Stored dataset items
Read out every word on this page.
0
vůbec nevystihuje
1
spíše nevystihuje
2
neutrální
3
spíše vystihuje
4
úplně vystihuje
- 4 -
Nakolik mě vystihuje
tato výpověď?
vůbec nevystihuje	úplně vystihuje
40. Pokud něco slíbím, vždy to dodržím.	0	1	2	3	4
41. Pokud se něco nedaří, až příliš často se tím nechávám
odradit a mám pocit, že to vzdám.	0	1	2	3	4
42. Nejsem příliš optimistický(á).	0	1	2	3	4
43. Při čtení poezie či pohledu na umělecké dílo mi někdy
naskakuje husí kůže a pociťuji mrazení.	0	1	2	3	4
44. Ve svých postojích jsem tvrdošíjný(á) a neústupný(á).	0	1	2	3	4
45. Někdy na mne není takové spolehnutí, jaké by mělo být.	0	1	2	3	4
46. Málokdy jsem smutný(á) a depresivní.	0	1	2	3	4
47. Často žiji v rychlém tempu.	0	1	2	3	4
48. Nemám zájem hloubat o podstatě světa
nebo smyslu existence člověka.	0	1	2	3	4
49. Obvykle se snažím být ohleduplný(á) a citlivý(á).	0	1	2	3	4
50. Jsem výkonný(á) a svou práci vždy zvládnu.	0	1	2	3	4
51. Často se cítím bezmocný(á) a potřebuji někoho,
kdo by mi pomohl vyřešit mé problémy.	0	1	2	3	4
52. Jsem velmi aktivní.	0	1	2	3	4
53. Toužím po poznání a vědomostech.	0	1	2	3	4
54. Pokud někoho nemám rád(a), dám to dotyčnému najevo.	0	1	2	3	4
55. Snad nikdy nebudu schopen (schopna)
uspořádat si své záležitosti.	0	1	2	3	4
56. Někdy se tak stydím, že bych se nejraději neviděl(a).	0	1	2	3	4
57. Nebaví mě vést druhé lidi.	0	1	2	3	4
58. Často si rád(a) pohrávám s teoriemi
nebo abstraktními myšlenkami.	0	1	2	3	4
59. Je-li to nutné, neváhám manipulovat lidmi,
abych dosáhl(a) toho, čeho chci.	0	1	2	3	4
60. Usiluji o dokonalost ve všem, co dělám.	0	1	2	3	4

◆ **Goal of the exercise**: Write out the data again, exactly and in full.

◆ **Output of the task**:
Read out every word on this page.
0
vůbec nevystihuje
1
spíše nevystihuje
2
neutrální
3
spíše vystihuje
4
úplně vystihuje
- 4 -
Nakolik mě vystihuje
tato výpověď?
vůbec nevystihuje	úplně vystihuje
40. Pokud něco slíbím, vždy to dodržím.	0	1	2	3	4
41. Pokud se něco nedaří, až příliš často se tím nechávám
odradit a mám pocit, že to vzdám.	0	1	2	3	4
42. Nejsem příliš optimistický(á).	0	1	2	3	4
43. Při čtení poezie či pohledu na umělecké dílo mi někdy
naskakuje husí kůže a pociťuji mrazení.	0	1	2	3	4
44. Ve svých postojích jsem tvrdošíjný(á) a neústupný(á).	0	1	2	3	4
45. Někdy na mne není takové spolehnutí, jaké by mělo být.	0	1	2	3	4
46. Málokdy jsem smutný(á) a depresivní.	0	1	2	3	4
47. Často žiji v rychlém tempu.	0	1	2	3	4
48. Nemám zájem hloubat o podstatě světa
nebo smyslu existence člověka.	0	1	2	3	4
49. Obvykle se snažím být ohleduplný(á) a citlivý(á).	0	1	2	3	4
50. Jsem výkonný(á) a svou práci vždy zvládnu.	0	1	2	3	4
51. Často se cítím bezmocný(á) a potřebuji někoho,
kdo by mi pomohl vyřešit mé problémy.	0	1	2	3	4
52. Jsem velmi aktivní.	0	1	2	3	4
53. Toužím po poznání a vědomostech.	0	1	2	3	4
54. Pokud někoho nemám rád(a), dám to dotyčnému najevo.	0	1	2	3	4
55. Snad nikdy nebudu schopen (schopna)
uspořádat si své záležitosti.	0	1	2	3	4
56. Někdy se tak stydím, že bych se nejraději neviděl(a).	0	1	2	3	4
57. Nebaví mě vést druhé lidi.	0	1	2	3	4
58. Často si rád(a) pohrávám s teoriemi
nebo abstraktními myšlenkami.	0	1	2	3	4
59. Je-li to nutné, neváhám manipulovat lidmi,
abych dosáhl(a) toho, čeho chci.	0	1	2	3	4
60. Usiluji o dokonalost ve všem, co dělám.	0	1	2	3	4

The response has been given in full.